▶ **Directions**
All of the entries need to be written out again, exactly as they are.

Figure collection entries
==*==

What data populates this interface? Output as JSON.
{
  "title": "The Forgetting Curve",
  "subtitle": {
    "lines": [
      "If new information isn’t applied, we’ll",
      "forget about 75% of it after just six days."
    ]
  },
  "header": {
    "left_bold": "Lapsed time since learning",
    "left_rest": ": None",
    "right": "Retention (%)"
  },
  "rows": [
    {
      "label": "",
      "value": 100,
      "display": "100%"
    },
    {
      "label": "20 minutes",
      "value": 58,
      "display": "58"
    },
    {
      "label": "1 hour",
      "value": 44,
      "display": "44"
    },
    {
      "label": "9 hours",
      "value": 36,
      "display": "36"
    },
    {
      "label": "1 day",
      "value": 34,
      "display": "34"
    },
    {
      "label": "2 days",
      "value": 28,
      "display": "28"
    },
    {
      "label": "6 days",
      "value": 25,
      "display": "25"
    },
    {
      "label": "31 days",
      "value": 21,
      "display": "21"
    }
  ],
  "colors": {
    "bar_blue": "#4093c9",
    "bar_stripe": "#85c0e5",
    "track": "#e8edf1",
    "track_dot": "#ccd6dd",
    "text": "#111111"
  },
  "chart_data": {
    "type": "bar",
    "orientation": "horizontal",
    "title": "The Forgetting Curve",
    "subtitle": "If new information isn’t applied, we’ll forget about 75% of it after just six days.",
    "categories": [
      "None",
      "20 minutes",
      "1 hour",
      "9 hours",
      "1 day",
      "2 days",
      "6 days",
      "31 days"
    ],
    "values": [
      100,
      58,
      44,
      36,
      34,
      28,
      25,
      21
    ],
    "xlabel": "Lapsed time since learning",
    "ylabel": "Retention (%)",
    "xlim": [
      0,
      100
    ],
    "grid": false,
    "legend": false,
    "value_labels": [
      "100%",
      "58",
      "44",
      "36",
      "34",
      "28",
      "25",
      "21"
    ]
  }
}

==*==

▶ **Solution below**
What data populates this interface? Output as JSON.
{
  "title": "The Forgetting Curve",
  "subtitle": {
    "lines": [
      "If new information isn’t applied, we’ll",
      "forget about 75% of it after just six days."
    ]
  },
  "header": {
    "left_bold": "Lapsed time since learning",
    "left_rest": ": None",
    "right": "Retention (%)"
  },
  "rows": [
    {
      "label": "",
      "value": 100,
      "display": "100%"
    },
    {
      "label": "20 minutes",
      "value": 58,
      "display": "58"
    },
    {
      "label": "1 hour",
      "value": 44,
      "display": "44"
    },
    {
      "label": "9 hours",
      "value": 36,
      "display": "36"
    },
    {
      "label": "1 day",
      "value": 34,
      "display": "34"
    },
    {
      "label": "2 days",
      "value": 28,
      "display": "28"
    },
    {
      "label": "6 days",
      "value": 25,
      "display": "25"
    },
    {
      "label": "31 days",
      "value": 21,
      "display": "21"
    }
  ],
  "colors": {
    "bar_blue": "#4093c9",
    "bar_stripe": "#85c0e5",
    "track": "#e8edf1",
    "track_dot": "#ccd6dd",
    "text": "#111111"
  },
  "chart_data": {
    "type": "bar",
    "orientation": "horizontal",
    "title": "The Forgetting Curve",
    "subtitle": "If new information isn’t applied, we’ll forget about 75% of it after just six days.",
    "categories": [
      "None",
      "20 minutes",
      "1 hour",
      "9 hours",
      "1 day",
      "2 days",
      "6 days",
      "31 days"
    ],
    "values": [
      100,
      58,
      44,
      36,
      34,
      28,
      25,
      21
    ],
    "xlabel": "Lapsed time since learning",
    "ylabel": "Retention (%)",
    "xlim": [
      0,
      100
    ],
    "grid": false,
    "legend": false,
    "value_labels": [
      "100%",
      "58",
      "44",
      "36",
      "34",
      "28",
      "25",
      "21"
    ]
  }
}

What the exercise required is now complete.